# PROBLEM DESCRIPTION
Count every line that has the word "megfelelő" in it; give no more than the number.

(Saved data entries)
__________________________________________________

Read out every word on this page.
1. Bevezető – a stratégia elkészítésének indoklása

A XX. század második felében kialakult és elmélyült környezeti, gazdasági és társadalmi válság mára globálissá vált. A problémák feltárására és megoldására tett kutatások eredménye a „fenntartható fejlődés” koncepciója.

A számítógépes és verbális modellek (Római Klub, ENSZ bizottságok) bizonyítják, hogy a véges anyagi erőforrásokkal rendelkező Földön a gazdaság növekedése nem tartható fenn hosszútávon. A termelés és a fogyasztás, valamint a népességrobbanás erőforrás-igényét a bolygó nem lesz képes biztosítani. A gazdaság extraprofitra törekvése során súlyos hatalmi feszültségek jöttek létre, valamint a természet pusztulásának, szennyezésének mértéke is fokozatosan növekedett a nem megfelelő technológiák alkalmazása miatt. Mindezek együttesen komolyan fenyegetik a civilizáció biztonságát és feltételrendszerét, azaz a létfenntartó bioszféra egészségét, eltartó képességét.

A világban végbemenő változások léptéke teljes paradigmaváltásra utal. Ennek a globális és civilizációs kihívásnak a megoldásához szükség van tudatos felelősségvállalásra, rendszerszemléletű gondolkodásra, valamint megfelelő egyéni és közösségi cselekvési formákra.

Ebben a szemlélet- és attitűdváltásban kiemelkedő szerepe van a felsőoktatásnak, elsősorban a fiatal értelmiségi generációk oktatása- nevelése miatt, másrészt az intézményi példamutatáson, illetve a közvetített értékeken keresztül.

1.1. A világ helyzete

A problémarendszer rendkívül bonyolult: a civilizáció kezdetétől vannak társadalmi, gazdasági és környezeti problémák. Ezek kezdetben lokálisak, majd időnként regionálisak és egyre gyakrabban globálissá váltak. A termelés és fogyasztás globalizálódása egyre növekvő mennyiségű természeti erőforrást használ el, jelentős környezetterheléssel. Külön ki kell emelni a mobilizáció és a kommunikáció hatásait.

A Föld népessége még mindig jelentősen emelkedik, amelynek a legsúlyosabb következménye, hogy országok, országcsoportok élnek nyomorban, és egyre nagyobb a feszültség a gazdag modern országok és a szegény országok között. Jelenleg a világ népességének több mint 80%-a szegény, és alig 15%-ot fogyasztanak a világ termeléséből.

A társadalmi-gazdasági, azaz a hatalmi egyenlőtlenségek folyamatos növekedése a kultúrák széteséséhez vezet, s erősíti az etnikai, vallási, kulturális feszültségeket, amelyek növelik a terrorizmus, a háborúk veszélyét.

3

__________________________________________________

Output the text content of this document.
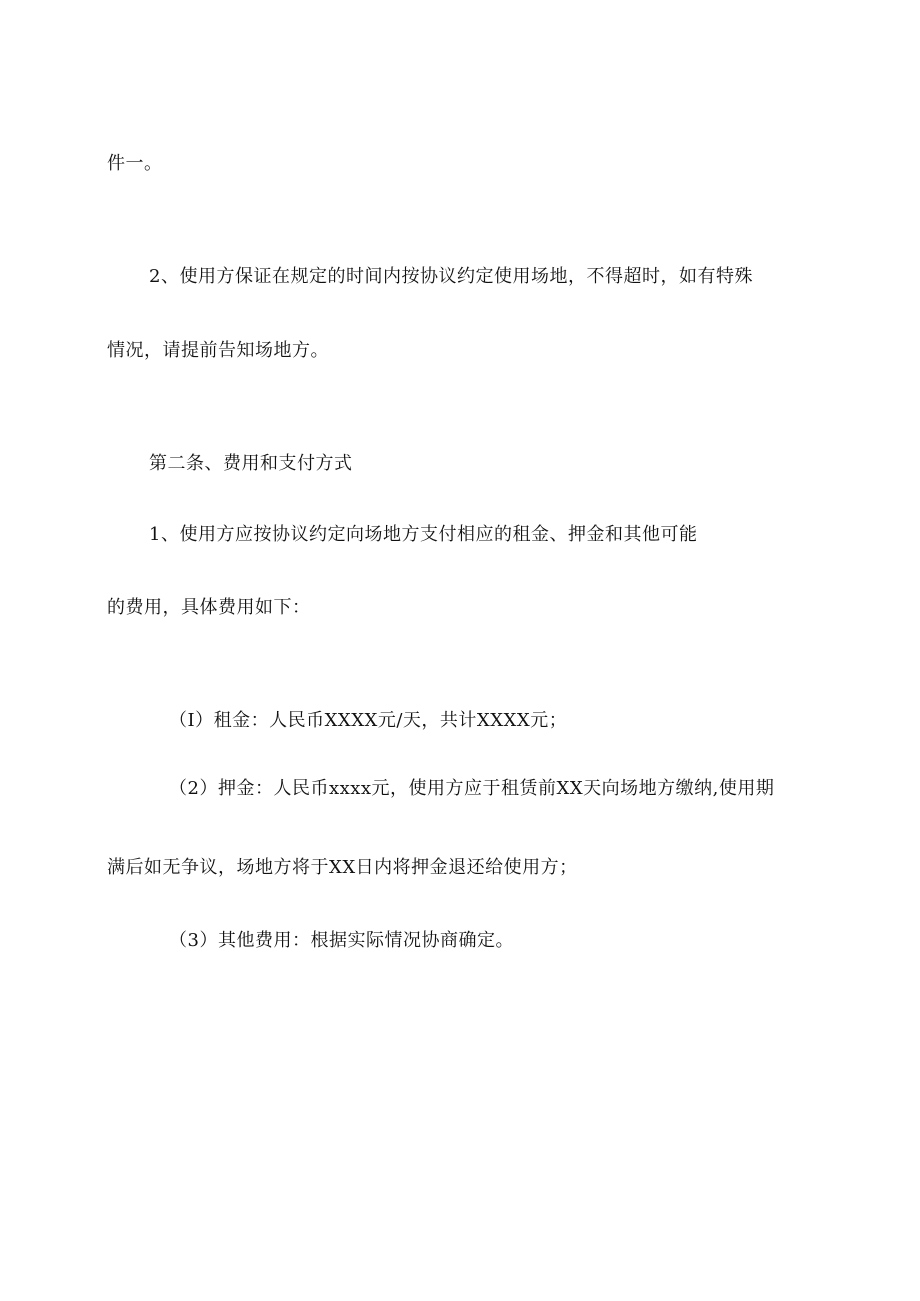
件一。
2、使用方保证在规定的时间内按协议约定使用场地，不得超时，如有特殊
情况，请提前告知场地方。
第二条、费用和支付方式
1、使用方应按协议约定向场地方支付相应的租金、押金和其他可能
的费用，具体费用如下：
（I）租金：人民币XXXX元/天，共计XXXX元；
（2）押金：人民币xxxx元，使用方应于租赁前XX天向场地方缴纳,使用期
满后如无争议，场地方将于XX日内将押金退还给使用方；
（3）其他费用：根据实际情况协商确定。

__________________________________________________

# REPLY TO THE EXERCISE
2